___ Record set ___
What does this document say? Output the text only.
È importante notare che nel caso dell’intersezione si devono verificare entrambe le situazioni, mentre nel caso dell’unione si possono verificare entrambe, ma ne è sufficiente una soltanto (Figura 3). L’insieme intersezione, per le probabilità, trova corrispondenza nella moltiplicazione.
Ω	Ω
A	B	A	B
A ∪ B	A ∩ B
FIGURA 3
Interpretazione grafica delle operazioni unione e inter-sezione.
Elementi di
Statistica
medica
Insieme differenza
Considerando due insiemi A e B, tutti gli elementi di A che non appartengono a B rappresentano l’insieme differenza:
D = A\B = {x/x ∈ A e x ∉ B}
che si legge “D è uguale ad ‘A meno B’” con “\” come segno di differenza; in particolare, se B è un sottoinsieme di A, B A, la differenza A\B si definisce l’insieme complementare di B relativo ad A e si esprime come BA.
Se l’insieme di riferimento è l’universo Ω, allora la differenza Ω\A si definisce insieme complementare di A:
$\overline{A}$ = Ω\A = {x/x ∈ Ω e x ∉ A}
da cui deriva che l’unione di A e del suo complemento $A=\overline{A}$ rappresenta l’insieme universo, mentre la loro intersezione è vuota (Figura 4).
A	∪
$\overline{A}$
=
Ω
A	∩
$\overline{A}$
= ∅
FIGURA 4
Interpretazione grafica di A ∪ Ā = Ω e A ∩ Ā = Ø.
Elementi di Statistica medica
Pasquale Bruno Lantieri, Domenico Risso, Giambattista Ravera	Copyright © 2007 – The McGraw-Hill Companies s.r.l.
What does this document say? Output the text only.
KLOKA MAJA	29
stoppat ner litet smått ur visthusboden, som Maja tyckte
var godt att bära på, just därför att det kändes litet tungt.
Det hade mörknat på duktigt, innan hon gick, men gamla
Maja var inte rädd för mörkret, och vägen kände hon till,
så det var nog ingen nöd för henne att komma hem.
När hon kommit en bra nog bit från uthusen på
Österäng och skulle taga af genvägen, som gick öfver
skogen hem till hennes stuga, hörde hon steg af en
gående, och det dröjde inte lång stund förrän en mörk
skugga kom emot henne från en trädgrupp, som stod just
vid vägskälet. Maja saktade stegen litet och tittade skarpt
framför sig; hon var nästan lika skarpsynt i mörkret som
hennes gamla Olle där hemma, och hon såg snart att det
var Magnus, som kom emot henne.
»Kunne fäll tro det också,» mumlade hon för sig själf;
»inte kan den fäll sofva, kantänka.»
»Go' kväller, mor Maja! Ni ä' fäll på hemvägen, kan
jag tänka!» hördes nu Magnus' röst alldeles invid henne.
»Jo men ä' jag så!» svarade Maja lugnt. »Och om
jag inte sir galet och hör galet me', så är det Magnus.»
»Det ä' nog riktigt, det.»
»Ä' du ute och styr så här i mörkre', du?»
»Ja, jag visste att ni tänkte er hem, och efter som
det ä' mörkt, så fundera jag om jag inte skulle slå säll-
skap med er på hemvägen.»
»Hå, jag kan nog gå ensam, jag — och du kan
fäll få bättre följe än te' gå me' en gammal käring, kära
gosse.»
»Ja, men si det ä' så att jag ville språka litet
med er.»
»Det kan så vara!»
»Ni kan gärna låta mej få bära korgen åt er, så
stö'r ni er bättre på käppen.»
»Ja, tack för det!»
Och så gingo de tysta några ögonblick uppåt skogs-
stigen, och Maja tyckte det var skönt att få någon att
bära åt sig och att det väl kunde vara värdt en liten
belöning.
___
Exactly reproduce the material above.

● Answer in full
What does this document say? Output the text only.
È importante notare che nel caso dell’intersezione si devono verificare entrambe le situazioni, mentre nel caso dell’unione si possono verificare entrambe, ma ne è sufficiente una soltanto (Figura 3). L’insieme intersezione, per le probabilità, trova corrispondenza nella moltiplicazione.
Ω	Ω
A	B	A	B
A ∪ B	A ∩ B
FIGURA 3
Interpretazione grafica delle operazioni unione e inter-sezione.
Elementi di
Statistica
medica
Insieme differenza
Considerando due insiemi A e B, tutti gli elementi di A che non appartengono a B rappresentano l’insieme differenza:
D = A\B = {x/x ∈ A e x ∉ B}
che si legge “D è uguale ad ‘A meno B’” con “\” come segno di differenza; in particolare, se B è un sottoinsieme di A, B A, la differenza A\B si definisce l’insieme complementare di B relativo ad A e si esprime come BA.
Se l’insieme di riferimento è l’universo Ω, allora la differenza Ω\A si definisce insieme complementare di A:
$\overline{A}$ = Ω\A = {x/x ∈ Ω e x ∉ A}
da cui deriva che l’unione di A e del suo complemento $A=\overline{A}$ rappresenta l’insieme universo, mentre la loro intersezione è vuota (Figura 4).
A	∪
$\overline{A}$
=
Ω
A	∩
$\overline{A}$
= ∅
FIGURA 4
Interpretazione grafica di A ∪ Ā = Ω e A ∩ Ā = Ø.
Elementi di Statistica medica
Pasquale Bruno Lantieri, Domenico Risso, Giambattista Ravera	Copyright © 2007 – The McGraw-Hill Companies s.r.l.
What does this document say? Output the text only.
KLOKA MAJA	29
stoppat ner litet smått ur visthusboden, som Maja tyckte
var godt att bära på, just därför att det kändes litet tungt.
Det hade mörknat på duktigt, innan hon gick, men gamla
Maja var inte rädd för mörkret, och vägen kände hon till,
så det var nog ingen nöd för henne att komma hem.
När hon kommit en bra nog bit från uthusen på
Österäng och skulle taga af genvägen, som gick öfver
skogen hem till hennes stuga, hörde hon steg af en
gående, och det dröjde inte lång stund förrän en mörk
skugga kom emot henne från en trädgrupp, som stod just
vid vägskälet. Maja saktade stegen litet och tittade skarpt
framför sig; hon var nästan lika skarpsynt i mörkret som
hennes gamla Olle där hemma, och hon såg snart att det
var Magnus, som kom emot henne.
»Kunne fäll tro det också,» mumlade hon för sig själf;
»inte kan den fäll sofva, kantänka.»
»Go' kväller, mor Maja! Ni ä' fäll på hemvägen, kan
jag tänka!» hördes nu Magnus' röst alldeles invid henne.
»Jo men ä' jag så!» svarade Maja lugnt. »Och om
jag inte sir galet och hör galet me', så är det Magnus.»
»Det ä' nog riktigt, det.»
»Ä' du ute och styr så här i mörkre', du?»
»Ja, jag visste att ni tänkte er hem, och efter som
det ä' mörkt, så fundera jag om jag inte skulle slå säll-
skap med er på hemvägen.»
»Hå, jag kan nog gå ensam, jag — och du kan
fäll få bättre följe än te' gå me' en gammal käring, kära
gosse.»
»Ja, men si det ä' så att jag ville språka litet
med er.»
»Det kan så vara!»
»Ni kan gärna låta mej få bära korgen åt er, så
stö'r ni er bättre på käppen.»
»Ja, tack för det!»
Och så gingo de tysta några ögonblick uppåt skogs-
stigen, och Maja tyckte det var skönt att få någon att
bära åt sig och att det väl kunde vara värdt en liten
belöning.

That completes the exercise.